***** Task input *****
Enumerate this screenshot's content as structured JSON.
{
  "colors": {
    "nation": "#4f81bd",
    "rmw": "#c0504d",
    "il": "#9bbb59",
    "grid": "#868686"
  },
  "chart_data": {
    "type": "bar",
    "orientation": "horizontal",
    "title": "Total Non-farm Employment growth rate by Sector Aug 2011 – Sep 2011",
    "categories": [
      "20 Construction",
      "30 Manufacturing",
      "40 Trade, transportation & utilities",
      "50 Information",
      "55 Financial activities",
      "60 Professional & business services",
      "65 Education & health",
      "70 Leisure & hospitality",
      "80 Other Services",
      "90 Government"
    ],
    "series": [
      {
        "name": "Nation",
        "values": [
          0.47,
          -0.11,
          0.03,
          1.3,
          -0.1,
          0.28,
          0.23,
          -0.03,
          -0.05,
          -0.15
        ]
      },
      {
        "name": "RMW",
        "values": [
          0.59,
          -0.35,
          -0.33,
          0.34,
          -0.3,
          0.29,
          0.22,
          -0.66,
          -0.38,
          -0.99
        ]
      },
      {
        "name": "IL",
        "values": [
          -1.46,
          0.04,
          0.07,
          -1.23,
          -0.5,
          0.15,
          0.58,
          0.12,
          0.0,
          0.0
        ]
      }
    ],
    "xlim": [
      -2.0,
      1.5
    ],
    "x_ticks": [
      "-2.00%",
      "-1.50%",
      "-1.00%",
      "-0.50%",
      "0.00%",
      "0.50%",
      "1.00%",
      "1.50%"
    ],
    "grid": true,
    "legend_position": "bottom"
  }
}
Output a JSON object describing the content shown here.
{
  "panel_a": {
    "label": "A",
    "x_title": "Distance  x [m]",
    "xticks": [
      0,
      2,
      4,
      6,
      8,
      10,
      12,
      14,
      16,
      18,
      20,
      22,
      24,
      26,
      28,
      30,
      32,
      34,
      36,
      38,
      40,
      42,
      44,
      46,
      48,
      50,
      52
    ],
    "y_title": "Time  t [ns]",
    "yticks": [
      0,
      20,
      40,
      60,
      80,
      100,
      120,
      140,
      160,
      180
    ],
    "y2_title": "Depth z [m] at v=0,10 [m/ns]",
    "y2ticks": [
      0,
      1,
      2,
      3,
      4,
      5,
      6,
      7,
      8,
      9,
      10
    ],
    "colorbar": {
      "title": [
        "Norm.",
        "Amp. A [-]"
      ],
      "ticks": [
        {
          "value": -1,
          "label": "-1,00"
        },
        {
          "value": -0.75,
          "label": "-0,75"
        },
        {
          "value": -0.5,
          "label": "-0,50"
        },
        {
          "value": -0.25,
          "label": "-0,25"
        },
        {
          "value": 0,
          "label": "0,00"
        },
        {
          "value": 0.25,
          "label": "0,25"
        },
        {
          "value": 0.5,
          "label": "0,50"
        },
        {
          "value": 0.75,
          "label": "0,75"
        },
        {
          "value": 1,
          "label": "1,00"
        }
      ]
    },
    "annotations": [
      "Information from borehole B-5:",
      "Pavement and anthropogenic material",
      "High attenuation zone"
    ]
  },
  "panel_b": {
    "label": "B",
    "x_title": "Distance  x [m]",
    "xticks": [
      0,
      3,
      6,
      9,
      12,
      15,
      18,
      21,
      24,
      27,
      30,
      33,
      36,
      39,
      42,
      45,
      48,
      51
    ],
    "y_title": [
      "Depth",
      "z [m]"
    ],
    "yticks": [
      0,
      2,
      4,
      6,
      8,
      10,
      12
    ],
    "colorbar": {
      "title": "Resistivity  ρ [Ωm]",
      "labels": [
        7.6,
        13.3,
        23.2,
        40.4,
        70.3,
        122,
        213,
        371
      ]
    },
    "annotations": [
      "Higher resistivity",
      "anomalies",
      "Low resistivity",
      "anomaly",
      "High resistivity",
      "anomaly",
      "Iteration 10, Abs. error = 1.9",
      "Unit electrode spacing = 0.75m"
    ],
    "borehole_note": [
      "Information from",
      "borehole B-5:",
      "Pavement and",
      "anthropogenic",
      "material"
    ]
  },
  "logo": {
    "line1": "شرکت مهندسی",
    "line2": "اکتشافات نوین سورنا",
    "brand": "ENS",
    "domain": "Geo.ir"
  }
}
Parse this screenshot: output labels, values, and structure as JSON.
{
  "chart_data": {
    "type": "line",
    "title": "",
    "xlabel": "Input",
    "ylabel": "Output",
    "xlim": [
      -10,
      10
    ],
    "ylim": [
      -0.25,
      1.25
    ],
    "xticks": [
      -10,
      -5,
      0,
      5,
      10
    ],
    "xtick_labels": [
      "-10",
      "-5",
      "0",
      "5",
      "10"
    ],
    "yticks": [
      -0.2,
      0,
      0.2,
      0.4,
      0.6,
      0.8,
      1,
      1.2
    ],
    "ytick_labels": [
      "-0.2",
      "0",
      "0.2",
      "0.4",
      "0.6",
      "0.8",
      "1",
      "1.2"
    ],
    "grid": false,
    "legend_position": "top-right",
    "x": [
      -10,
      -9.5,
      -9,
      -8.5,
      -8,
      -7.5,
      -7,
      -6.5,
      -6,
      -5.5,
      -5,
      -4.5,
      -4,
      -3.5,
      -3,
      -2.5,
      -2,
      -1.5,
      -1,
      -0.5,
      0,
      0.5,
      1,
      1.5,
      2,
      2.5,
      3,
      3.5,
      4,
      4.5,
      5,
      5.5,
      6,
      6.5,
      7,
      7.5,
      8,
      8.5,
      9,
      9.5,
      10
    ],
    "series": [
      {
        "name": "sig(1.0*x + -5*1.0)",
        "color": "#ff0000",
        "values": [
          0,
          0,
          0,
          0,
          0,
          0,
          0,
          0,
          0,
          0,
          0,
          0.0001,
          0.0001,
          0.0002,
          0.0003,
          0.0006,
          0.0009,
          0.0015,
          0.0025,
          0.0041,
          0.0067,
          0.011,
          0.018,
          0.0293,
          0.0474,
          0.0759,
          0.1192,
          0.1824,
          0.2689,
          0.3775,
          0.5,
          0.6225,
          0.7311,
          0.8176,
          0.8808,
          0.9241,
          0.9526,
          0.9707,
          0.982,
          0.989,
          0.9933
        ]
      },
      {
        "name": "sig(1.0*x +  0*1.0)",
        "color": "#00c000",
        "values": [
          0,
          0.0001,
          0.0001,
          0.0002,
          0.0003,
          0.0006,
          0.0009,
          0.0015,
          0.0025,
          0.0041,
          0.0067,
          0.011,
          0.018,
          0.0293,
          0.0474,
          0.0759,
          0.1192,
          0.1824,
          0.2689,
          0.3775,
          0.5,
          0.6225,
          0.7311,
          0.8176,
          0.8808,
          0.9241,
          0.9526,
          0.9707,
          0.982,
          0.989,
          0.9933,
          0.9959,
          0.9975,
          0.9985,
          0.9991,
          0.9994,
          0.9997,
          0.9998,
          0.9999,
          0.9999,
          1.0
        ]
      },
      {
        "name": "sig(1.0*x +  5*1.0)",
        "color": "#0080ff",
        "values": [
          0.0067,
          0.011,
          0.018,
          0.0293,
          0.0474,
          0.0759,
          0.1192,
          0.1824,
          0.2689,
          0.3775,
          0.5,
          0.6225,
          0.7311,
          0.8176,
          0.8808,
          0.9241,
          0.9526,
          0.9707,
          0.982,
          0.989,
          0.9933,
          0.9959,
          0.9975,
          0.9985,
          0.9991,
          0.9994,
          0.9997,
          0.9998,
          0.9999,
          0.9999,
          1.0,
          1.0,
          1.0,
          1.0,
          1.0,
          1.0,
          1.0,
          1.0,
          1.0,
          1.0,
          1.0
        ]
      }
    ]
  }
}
*****
→ **Given instruction**: Write out every line of the records exactly.

→ **Exercise answer**:
Enumerate this screenshot's content as structured JSON.
{
  "colors": {
    "nation": "#4f81bd",
    "rmw": "#c0504d",
    "il": "#9bbb59",
    "grid": "#868686"
  },
  "chart_data": {
    "type": "bar",
    "orientation": "horizontal",
    "title": "Total Non-farm Employment growth rate by Sector Aug 2011 – Sep 2011",
    "categories": [
      "20 Construction",
      "30 Manufacturing",
      "40 Trade, transportation & utilities",
      "50 Information",
      "55 Financial activities",
      "60 Professional & business services",
      "65 Education & health",
      "70 Leisure & hospitality",
      "80 Other Services",
      "90 Government"
    ],
    "series": [
      {
        "name": "Nation",
        "values": [
          0.47,
          -0.11,
          0.03,
          1.3,
          -0.1,
          0.28,
          0.23,
          -0.03,
          -0.05,
          -0.15
        ]
      },
      {
        "name": "RMW",
        "values": [
          0.59,
          -0.35,
          -0.33,
          0.34,
          -0.3,
          0.29,
          0.22,
          -0.66,
          -0.38,
          -0.99
        ]
      },
      {
        "name": "IL",
        "values": [
          -1.46,
          0.04,
          0.07,
          -1.23,
          -0.5,
          0.15,
          0.58,
          0.12,
          0.0,
          0.0
        ]
      }
    ],
    "xlim": [
      -2.0,
      1.5
    ],
    "x_ticks": [
      "-2.00%",
      "-1.50%",
      "-1.00%",
      "-0.50%",
      "0.00%",
      "0.50%",
      "1.00%",
      "1.50%"
    ],
    "grid": true,
    "legend_position": "bottom"
  }
}
Output a JSON object describing the content shown here.
{
  "panel_a": {
    "label": "A",
    "x_title": "Distance  x [m]",
    "xticks": [
      0,
      2,
      4,
      6,
      8,
      10,
      12,
      14,
      16,
      18,
      20,
      22,
      24,
      26,
      28,
      30,
      32,
      34,
      36,
      38,
      40,
      42,
      44,
      46,
      48,
      50,
      52
    ],
    "y_title": "Time  t [ns]",
    "yticks": [
      0,
      20,
      40,
      60,
      80,
      100,
      120,
      140,
      160,
      180
    ],
    "y2_title": "Depth z [m] at v=0,10 [m/ns]",
    "y2ticks": [
      0,
      1,
      2,
      3,
      4,
      5,
      6,
      7,
      8,
      9,
      10
    ],
    "colorbar": {
      "title": [
        "Norm.",
        "Amp. A [-]"
      ],
      "ticks": [
        {
          "value": -1,
          "label": "-1,00"
        },
        {
          "value": -0.75,
          "label": "-0,75"
        },
        {
          "value": -0.5,
          "label": "-0,50"
        },
        {
          "value": -0.25,
          "label": "-0,25"
        },
        {
          "value": 0,
          "label": "0,00"
        },
        {
          "value": 0.25,
          "label": "0,25"
        },
        {
          "value": 0.5,
          "label": "0,50"
        },
        {
          "value": 0.75,
          "label": "0,75"
        },
        {
          "value": 1,
          "label": "1,00"
        }
      ]
    },
    "annotations": [
      "Information from borehole B-5:",
      "Pavement and anthropogenic material",
      "High attenuation zone"
    ]
  },
  "panel_b": {
    "label": "B",
    "x_title": "Distance  x [m]",
    "xticks": [
      0,
      3,
      6,
      9,
      12,
      15,
      18,
      21,
      24,
      27,
      30,
      33,
      36,
      39,
      42,
      45,
      48,
      51
    ],
    "y_title": [
      "Depth",
      "z [m]"
    ],
    "yticks": [
      0,
      2,
      4,
      6,
      8,
      10,
      12
    ],
    "colorbar": {
      "title": "Resistivity  ρ [Ωm]",
      "labels": [
        7.6,
        13.3,
        23.2,
        40.4,
        70.3,
        122,
        213,
        371
      ]
    },
    "annotations": [
      "Higher resistivity",
      "anomalies",
      "Low resistivity",
      "anomaly",
      "High resistivity",
      "anomaly",
      "Iteration 10, Abs. error = 1.9",
      "Unit electrode spacing = 0.75m"
    ],
    "borehole_note": [
      "Information from",
      "borehole B-5:",
      "Pavement and",
      "anthropogenic",
      "material"
    ]
  },
  "logo": {
    "line1": "شرکت مهندسی",
    "line2": "اکتشافات نوین سورنا",
    "brand": "ENS",
    "domain": "Geo.ir"
  }
}
Parse this screenshot: output labels, values, and structure as JSON.
{
  "chart_data": {
    "type": "line",
    "title": "",
    "xlabel": "Input",
    "ylabel": "Output",
    "xlim": [
      -10,
      10
    ],
    "ylim": [
      -0.25,
      1.25
    ],
    "xticks": [
      -10,
      -5,
      0,
      5,
      10
    ],
    "xtick_labels": [
      "-10",
      "-5",
      "0",
      "5",
      "10"
    ],
    "yticks": [
      -0.2,
      0,
      0.2,
      0.4,
      0.6,
      0.8,
      1,
      1.2
    ],
    "ytick_labels": [
      "-0.2",
      "0",
      "0.2",
      "0.4",
      "0.6",
      "0.8",
      "1",
      "1.2"
    ],
    "grid": false,
    "legend_position": "top-right",
    "x": [
      -10,
      -9.5,
      -9,
      -8.5,
      -8,
      -7.5,
      -7,
      -6.5,
      -6,
      -5.5,
      -5,
      -4.5,
      -4,
      -3.5,
      -3,
      -2.5,
      -2,
      -1.5,
      -1,
      -0.5,
      0,
      0.5,
      1,
      1.5,
      2,
      2.5,
      3,
      3.5,
      4,
      4.5,
      5,
      5.5,
      6,
      6.5,
      7,
      7.5,
      8,
      8.5,
      9,
      9.5,
      10
    ],
    "series": [
      {
        "name": "sig(1.0*x + -5*1.0)",
        "color": "#ff0000",
        "values": [
          0,
          0,
          0,
          0,
          0,
          0,
          0,
          0,
          0,
          0,
          0,
          0.0001,
          0.0001,
          0.0002,
          0.0003,
          0.0006,
          0.0009,
          0.0015,
          0.0025,
          0.0041,
          0.0067,
          0.011,
          0.018,
          0.0293,
          0.0474,
          0.0759,
          0.1192,
          0.1824,
          0.2689,
          0.3775,
          0.5,
          0.6225,
          0.7311,
          0.8176,
          0.8808,
          0.9241,
          0.9526,
          0.9707,
          0.982,
          0.989,
          0.9933
        ]
      },
      {
        "name": "sig(1.0*x +  0*1.0)",
        "color": "#00c000",
        "values": [
          0,
          0.0001,
          0.0001,
          0.0002,
          0.0003,
          0.0006,
          0.0009,
          0.0015,
          0.0025,
          0.0041,
          0.0067,
          0.011,
          0.018,
          0.0293,
          0.0474,
          0.0759,
          0.1192,
          0.1824,
          0.2689,
          0.3775,
          0.5,
          0.6225,
          0.7311,
          0.8176,
          0.8808,
          0.9241,
          0.9526,
          0.9707,
          0.982,
          0.989,
          0.9933,
          0.9959,
          0.9975,
          0.9985,
          0.9991,
          0.9994,
          0.9997,
          0.9998,
          0.9999,
          0.9999,
          1.0
        ]
      },
      {
        "name": "sig(1.0*x +  5*1.0)",
        "color": "#0080ff",
        "values": [
          0.0067,
          0.011,
          0.018,
          0.0293,
          0.0474,
          0.0759,
          0.1192,
          0.1824,
          0.2689,
          0.3775,
          0.5,
          0.6225,
          0.7311,
          0.8176,
          0.8808,
          0.9241,
          0.9526,
          0.9707,
          0.982,
          0.989,
          0.9933,
          0.9959,
          0.9975,
          0.9985,
          0.9991,
          0.9994,
          0.9997,
          0.9998,
          0.9999,
          0.9999,
          1.0,
          1.0,
          1.0,
          1.0,
          1.0,
          1.0,
          1.0,
          1.0,
          1.0,
          1.0,
          1.0
        ]
      }
    ]
  }
}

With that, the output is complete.